— start of Record list —

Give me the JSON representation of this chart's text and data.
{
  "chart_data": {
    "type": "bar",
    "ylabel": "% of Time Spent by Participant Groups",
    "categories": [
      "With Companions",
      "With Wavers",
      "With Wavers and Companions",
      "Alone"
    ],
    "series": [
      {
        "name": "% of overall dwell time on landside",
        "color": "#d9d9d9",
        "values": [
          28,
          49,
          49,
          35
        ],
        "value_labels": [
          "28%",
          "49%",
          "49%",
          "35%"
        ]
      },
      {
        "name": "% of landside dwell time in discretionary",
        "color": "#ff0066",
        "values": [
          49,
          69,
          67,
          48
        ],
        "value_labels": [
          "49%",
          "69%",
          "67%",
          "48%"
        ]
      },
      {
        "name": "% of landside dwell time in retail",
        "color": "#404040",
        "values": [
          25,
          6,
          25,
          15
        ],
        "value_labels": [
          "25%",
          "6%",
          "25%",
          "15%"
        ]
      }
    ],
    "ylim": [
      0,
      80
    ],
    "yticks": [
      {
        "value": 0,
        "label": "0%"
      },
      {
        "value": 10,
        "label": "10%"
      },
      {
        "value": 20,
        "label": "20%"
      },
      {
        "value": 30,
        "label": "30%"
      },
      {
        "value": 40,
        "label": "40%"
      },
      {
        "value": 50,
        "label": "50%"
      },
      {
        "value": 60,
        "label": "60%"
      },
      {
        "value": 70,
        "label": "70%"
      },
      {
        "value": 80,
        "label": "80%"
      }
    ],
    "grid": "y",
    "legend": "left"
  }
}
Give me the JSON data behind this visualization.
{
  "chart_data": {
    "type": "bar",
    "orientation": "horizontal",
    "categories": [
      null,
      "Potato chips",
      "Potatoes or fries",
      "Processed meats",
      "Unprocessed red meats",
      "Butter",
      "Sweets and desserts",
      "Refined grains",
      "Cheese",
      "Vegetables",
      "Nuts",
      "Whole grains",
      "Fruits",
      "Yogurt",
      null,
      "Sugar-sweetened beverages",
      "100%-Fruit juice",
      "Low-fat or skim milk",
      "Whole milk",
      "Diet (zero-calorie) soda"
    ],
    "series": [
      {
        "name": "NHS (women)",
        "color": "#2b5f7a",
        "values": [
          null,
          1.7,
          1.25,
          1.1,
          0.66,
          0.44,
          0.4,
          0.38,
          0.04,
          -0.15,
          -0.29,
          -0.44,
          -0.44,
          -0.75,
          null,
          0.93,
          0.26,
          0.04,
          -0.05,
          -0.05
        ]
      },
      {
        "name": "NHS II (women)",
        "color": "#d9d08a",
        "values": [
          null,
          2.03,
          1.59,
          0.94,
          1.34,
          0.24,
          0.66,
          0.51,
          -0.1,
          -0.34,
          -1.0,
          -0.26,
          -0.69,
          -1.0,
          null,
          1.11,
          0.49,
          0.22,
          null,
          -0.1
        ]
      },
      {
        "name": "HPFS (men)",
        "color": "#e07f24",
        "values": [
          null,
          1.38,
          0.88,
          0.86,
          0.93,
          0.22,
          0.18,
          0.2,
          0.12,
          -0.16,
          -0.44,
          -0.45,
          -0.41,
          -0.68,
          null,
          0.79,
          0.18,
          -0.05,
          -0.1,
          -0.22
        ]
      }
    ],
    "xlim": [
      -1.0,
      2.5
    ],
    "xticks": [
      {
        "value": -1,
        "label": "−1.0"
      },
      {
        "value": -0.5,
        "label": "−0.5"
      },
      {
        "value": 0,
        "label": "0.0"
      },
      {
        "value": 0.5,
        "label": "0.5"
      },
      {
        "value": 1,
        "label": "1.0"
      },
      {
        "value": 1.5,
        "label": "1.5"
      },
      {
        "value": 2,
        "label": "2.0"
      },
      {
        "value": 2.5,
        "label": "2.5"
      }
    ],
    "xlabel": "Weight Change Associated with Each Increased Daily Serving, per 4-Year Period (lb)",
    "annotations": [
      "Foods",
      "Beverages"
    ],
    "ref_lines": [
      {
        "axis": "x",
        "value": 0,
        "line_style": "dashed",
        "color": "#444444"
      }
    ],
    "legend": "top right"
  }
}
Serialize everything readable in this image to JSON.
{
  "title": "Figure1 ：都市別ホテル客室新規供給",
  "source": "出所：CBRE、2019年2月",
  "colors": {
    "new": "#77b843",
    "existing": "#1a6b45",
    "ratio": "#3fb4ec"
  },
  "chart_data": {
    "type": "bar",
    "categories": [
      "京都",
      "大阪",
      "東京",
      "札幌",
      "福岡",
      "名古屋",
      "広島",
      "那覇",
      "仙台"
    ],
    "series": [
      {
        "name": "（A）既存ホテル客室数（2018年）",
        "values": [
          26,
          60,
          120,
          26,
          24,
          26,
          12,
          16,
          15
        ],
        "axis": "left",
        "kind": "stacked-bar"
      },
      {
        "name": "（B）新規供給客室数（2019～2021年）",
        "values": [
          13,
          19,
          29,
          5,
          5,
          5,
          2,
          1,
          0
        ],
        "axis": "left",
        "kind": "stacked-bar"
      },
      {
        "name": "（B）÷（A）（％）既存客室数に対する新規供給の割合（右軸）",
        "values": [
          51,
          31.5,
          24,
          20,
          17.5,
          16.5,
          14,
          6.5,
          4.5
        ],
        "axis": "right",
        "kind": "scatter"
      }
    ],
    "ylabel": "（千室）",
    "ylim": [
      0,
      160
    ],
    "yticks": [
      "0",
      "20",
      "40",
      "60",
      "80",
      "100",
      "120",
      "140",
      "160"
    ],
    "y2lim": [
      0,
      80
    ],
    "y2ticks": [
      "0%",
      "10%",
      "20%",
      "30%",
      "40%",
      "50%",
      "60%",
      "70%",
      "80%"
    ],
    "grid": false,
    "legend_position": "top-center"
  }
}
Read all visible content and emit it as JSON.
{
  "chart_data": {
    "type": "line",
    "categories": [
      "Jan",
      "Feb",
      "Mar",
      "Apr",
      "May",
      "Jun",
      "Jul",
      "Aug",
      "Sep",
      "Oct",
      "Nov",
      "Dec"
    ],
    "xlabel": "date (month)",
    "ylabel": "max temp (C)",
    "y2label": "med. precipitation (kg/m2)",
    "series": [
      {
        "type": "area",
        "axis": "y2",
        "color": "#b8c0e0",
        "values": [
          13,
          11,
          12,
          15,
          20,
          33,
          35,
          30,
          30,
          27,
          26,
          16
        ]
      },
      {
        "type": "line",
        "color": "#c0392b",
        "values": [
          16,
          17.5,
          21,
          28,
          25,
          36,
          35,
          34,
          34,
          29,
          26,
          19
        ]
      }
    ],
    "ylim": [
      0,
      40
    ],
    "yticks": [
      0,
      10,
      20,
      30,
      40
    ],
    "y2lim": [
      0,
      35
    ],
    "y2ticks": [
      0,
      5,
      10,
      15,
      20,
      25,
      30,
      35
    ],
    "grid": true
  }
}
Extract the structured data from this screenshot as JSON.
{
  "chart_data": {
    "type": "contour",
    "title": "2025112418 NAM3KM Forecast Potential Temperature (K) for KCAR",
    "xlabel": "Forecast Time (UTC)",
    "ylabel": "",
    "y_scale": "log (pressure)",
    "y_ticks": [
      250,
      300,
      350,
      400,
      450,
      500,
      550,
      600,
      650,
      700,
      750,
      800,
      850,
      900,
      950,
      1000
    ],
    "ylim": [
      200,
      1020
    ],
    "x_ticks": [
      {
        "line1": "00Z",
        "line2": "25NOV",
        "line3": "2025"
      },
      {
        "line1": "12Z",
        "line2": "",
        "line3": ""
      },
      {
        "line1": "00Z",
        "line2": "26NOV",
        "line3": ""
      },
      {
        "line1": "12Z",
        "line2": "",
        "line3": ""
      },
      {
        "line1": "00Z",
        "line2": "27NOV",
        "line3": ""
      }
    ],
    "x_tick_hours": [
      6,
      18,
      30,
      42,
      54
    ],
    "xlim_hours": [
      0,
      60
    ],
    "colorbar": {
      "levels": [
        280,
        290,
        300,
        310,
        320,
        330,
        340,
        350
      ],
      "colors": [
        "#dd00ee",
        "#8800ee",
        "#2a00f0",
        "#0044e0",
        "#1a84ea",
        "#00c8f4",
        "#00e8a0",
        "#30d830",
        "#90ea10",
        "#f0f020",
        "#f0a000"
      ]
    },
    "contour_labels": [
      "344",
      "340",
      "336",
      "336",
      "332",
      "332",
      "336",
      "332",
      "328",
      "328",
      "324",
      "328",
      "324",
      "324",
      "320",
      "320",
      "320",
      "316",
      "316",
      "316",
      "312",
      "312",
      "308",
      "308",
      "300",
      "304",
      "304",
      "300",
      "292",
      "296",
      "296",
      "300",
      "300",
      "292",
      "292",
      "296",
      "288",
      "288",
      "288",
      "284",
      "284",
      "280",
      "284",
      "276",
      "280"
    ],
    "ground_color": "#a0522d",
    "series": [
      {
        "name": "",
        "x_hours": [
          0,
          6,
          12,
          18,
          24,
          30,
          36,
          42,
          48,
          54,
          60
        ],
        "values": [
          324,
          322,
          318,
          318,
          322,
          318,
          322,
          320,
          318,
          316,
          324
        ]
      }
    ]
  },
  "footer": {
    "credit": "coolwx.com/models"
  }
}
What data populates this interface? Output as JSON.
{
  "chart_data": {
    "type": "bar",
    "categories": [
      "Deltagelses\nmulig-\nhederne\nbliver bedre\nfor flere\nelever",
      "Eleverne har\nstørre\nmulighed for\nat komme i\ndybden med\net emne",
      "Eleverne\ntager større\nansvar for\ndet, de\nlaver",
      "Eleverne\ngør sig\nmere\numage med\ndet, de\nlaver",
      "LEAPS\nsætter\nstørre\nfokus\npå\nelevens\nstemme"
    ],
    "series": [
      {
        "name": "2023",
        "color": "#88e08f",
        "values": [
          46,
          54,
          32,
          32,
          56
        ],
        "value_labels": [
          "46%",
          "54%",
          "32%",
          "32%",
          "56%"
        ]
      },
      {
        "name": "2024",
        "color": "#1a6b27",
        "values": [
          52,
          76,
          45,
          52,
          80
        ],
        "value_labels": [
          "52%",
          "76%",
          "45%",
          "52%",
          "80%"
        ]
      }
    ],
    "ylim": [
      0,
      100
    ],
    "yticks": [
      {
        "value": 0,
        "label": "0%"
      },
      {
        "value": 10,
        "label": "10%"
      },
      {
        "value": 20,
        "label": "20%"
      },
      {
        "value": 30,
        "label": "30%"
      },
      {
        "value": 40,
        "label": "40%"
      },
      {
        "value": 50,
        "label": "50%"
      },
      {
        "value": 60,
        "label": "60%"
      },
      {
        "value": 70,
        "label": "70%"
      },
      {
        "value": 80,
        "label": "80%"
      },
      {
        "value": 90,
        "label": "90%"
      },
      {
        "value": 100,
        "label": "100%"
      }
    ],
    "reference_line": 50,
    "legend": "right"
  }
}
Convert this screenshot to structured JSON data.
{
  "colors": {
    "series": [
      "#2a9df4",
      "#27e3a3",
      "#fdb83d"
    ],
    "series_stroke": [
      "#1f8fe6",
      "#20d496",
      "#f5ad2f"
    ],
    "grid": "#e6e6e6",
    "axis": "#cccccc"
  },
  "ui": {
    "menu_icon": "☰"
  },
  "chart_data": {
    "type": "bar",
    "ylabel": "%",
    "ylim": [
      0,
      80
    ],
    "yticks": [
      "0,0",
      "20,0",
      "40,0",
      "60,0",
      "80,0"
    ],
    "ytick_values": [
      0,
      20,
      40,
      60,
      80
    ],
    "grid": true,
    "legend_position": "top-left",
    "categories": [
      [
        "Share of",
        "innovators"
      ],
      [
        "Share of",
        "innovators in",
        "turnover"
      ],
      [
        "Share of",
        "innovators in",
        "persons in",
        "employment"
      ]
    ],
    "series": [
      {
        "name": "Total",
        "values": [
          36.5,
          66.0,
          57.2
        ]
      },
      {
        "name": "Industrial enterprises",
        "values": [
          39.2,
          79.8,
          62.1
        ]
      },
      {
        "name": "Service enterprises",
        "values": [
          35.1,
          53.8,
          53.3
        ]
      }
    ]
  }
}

— end of Record list —

What the task asks: Gather each line of the records holding the string "title".

Finished task:
  "title": "Figure1 ：都市別ホテル客室新規供給",
    "title": "2025112418 NAM3KM Forecast Potential Temperature (K) for KCAR",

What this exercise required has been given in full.